> [DATASET CONTENT]
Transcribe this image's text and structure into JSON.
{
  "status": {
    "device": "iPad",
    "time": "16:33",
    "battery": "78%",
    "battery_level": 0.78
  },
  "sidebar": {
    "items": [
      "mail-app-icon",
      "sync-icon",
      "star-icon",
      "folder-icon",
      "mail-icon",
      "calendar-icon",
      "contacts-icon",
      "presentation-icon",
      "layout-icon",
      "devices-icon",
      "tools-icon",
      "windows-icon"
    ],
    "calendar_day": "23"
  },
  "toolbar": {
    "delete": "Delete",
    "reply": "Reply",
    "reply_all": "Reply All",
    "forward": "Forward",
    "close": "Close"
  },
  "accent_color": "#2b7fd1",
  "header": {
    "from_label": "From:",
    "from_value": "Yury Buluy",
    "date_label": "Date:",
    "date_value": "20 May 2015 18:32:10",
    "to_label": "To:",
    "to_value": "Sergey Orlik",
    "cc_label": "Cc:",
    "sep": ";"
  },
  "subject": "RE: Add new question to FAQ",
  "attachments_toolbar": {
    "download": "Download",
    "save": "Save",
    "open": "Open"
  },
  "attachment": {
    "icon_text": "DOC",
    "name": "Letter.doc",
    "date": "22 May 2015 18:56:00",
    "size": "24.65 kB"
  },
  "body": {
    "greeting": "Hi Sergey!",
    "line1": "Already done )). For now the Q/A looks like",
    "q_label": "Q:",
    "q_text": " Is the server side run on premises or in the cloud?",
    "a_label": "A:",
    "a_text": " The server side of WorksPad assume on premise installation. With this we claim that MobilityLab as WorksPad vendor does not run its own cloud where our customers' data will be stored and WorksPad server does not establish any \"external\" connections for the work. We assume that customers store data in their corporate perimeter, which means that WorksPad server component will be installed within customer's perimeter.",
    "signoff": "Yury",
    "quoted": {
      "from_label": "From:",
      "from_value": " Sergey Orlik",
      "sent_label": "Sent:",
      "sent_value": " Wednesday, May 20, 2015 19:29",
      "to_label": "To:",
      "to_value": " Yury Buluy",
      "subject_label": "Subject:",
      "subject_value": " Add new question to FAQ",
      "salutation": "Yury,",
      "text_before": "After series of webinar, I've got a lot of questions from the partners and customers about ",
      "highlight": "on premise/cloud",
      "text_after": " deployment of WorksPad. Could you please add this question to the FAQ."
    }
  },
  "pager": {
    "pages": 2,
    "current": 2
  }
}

> [WHAT IS BEING ASKED] Each line of the material must be restated exactly.

> [SOLUTION FOR THIS PROBLEM]
Transcribe this image's text and structure into JSON.
{
  "status": {
    "device": "iPad",
    "time": "16:33",
    "battery": "78%",
    "battery_level": 0.78
  },
  "sidebar": {
    "items": [
      "mail-app-icon",
      "sync-icon",
      "star-icon",
      "folder-icon",
      "mail-icon",
      "calendar-icon",
      "contacts-icon",
      "presentation-icon",
      "layout-icon",
      "devices-icon",
      "tools-icon",
      "windows-icon"
    ],
    "calendar_day": "23"
  },
  "toolbar": {
    "delete": "Delete",
    "reply": "Reply",
    "reply_all": "Reply All",
    "forward": "Forward",
    "close": "Close"
  },
  "accent_color": "#2b7fd1",
  "header": {
    "from_label": "From:",
    "from_value": "Yury Buluy",
    "date_label": "Date:",
    "date_value": "20 May 2015 18:32:10",
    "to_label": "To:",
    "to_value": "Sergey Orlik",
    "cc_label": "Cc:",
    "sep": ";"
  },
  "subject": "RE: Add new question to FAQ",
  "attachments_toolbar": {
    "download": "Download",
    "save": "Save",
    "open": "Open"
  },
  "attachment": {
    "icon_text": "DOC",
    "name": "Letter.doc",
    "date": "22 May 2015 18:56:00",
    "size": "24.65 kB"
  },
  "body": {
    "greeting": "Hi Sergey!",
    "line1": "Already done )). For now the Q/A looks like",
    "q_label": "Q:",
    "q_text": " Is the server side run on premises or in the cloud?",
    "a_label": "A:",
    "a_text": " The server side of WorksPad assume on premise installation. With this we claim that MobilityLab as WorksPad vendor does not run its own cloud where our customers' data will be stored and WorksPad server does not establish any \"external\" connections for the work. We assume that customers store data in their corporate perimeter, which means that WorksPad server component will be installed within customer's perimeter.",
    "signoff": "Yury",
    "quoted": {
      "from_label": "From:",
      "from_value": " Sergey Orlik",
      "sent_label": "Sent:",
      "sent_value": " Wednesday, May 20, 2015 19:29",
      "to_label": "To:",
      "to_value": " Yury Buluy",
      "subject_label": "Subject:",
      "subject_value": " Add new question to FAQ",
      "salutation": "Yury,",
      "text_before": "After series of webinar, I've got a lot of questions from the partners and customers about ",
      "highlight": "on premise/cloud",
      "text_after": " deployment of WorksPad. Could you please add this question to the FAQ."
    }
  },
  "pager": {
    "pages": 2,
    "current": 2
  }
}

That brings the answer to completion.